Passage ::

◆ ◆ ◆ ◆ ◆ ◆ ◆

Post

MARL Tasks

This note will be consistently updated.

List

Overcooked

This environment is designed to test the human-ai coordination, or used as a zero-shot coordination task.

Resources

  1. [GitHub Repo: overcooked_ai]
  2. [Online Game]
  3. [An Environment Wrapper: PantheonRL]

Hanabi

Objective

Players work collaboratively to put on a firework show by placing a series of cards in the correct order. The objective is to complete a series of five cards of the same color in ascending numerical order (1 to 5) for each color.

  • Cards Facing Outwards: One distinctive rule of Hanabi is that players hold their cards facing outwards, meaning they can see everyone else’s cards but their own. This facilitates a cooperative environment where players rely on each other’s hints to figure out their cards.
  • Communication: Communication is restricted to the formal hint-giving process to maintain the game’s difficulty and collaborative spirit.

◆ ◆ ◆ ◆ ◆ ◆ ◆

Given exercise 1 :: Using the MARL tasks note, say whether each statement agrees with it: (a) Overcooked is meant to test coordination between humans and AI; (b) in Hanabi, players can see their own cards but not those of the other players; (c) players in Hanabi may communicate freely, in any way they like. Answer each with yes or no, followed by the deciding words from the note in quotation marks.

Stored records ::
◆ ◆ ◆ ◆ ◆ ◆ ◆

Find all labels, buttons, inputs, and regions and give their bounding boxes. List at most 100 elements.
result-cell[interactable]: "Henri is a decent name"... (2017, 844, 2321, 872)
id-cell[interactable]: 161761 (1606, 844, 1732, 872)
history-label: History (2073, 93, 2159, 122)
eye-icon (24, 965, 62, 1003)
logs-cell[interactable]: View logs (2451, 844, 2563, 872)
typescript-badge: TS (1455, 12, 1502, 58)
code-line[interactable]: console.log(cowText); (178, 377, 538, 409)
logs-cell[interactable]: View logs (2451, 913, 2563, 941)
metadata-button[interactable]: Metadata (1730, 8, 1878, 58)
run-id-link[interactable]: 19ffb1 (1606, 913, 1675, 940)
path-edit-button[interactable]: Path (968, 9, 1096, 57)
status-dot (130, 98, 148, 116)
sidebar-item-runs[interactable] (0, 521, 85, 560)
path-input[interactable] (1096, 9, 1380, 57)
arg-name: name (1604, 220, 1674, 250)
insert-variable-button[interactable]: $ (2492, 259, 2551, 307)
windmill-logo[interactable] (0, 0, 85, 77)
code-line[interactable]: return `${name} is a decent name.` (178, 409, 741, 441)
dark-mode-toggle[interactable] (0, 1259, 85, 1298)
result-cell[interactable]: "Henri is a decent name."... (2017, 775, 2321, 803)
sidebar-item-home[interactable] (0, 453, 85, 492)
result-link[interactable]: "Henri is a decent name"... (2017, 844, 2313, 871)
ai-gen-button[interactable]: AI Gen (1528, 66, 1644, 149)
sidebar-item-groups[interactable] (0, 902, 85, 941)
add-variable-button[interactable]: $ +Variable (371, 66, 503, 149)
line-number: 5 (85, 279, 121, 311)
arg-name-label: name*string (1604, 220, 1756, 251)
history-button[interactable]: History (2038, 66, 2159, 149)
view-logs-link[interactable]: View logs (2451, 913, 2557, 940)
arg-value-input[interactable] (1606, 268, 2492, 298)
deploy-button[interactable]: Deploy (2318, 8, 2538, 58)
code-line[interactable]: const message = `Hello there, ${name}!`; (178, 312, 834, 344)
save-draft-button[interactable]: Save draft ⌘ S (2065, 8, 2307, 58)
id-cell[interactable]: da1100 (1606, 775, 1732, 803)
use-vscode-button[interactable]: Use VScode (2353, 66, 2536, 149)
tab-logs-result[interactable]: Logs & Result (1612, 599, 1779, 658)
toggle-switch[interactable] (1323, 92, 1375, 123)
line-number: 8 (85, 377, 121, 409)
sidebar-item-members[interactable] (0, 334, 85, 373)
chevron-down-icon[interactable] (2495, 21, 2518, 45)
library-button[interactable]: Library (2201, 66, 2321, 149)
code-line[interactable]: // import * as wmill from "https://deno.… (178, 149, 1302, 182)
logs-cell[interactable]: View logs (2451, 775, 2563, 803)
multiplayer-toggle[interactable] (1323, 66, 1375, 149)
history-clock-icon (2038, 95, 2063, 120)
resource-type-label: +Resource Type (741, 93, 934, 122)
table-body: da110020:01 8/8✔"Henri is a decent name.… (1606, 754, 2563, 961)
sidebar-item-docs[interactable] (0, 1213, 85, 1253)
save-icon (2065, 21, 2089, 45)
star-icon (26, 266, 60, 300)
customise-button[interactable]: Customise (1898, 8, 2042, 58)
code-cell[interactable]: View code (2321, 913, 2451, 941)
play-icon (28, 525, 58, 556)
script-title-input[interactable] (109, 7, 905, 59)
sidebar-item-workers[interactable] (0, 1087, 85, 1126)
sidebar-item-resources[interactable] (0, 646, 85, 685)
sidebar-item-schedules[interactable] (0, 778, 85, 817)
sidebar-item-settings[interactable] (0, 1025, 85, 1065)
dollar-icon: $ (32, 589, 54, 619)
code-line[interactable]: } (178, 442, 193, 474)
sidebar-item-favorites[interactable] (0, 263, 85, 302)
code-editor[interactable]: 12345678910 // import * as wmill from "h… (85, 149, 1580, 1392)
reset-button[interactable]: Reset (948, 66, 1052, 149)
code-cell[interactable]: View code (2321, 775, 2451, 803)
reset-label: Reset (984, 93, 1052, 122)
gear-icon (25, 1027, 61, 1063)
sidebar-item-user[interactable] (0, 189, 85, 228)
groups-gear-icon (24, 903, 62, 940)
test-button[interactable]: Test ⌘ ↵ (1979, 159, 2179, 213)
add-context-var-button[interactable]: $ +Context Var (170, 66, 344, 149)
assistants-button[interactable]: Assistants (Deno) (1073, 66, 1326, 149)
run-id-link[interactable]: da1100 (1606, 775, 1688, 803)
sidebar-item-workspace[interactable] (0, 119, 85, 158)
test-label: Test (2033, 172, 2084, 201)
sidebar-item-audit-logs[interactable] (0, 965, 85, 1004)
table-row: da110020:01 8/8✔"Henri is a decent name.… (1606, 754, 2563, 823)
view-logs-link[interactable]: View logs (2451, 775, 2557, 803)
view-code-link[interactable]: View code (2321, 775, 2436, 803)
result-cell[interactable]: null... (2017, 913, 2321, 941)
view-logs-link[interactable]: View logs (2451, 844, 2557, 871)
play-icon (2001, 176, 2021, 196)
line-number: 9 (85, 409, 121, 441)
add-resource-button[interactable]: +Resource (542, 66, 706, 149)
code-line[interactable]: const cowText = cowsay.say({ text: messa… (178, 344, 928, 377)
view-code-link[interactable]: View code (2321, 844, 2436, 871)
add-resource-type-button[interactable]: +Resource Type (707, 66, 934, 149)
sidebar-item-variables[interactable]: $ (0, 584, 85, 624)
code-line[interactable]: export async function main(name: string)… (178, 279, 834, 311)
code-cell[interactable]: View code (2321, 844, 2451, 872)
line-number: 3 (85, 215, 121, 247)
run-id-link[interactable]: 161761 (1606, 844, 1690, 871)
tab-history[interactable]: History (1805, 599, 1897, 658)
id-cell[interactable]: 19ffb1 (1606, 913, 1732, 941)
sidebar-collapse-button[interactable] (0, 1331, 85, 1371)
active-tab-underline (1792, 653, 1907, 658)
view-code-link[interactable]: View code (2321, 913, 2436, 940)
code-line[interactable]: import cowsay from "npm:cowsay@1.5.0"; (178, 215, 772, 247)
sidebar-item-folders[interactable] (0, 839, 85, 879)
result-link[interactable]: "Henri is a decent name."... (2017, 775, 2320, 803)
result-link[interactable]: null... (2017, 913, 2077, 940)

◆ ◆ ◆ ◆ ◆ ◆ ◆

Given exercise 2 :: Count the lines of the listing that contain the string "Henri", treating case as significant, and reply with the number alone.

Correct response 1 ::
(a) Yes: "This environment is designed to test the human-ai coordination"
(b) No: "they can see everyone else’s cards but their own"
(c) No: "Communication is restricted to the formal hint-giving process"

Correct response 2 :: 6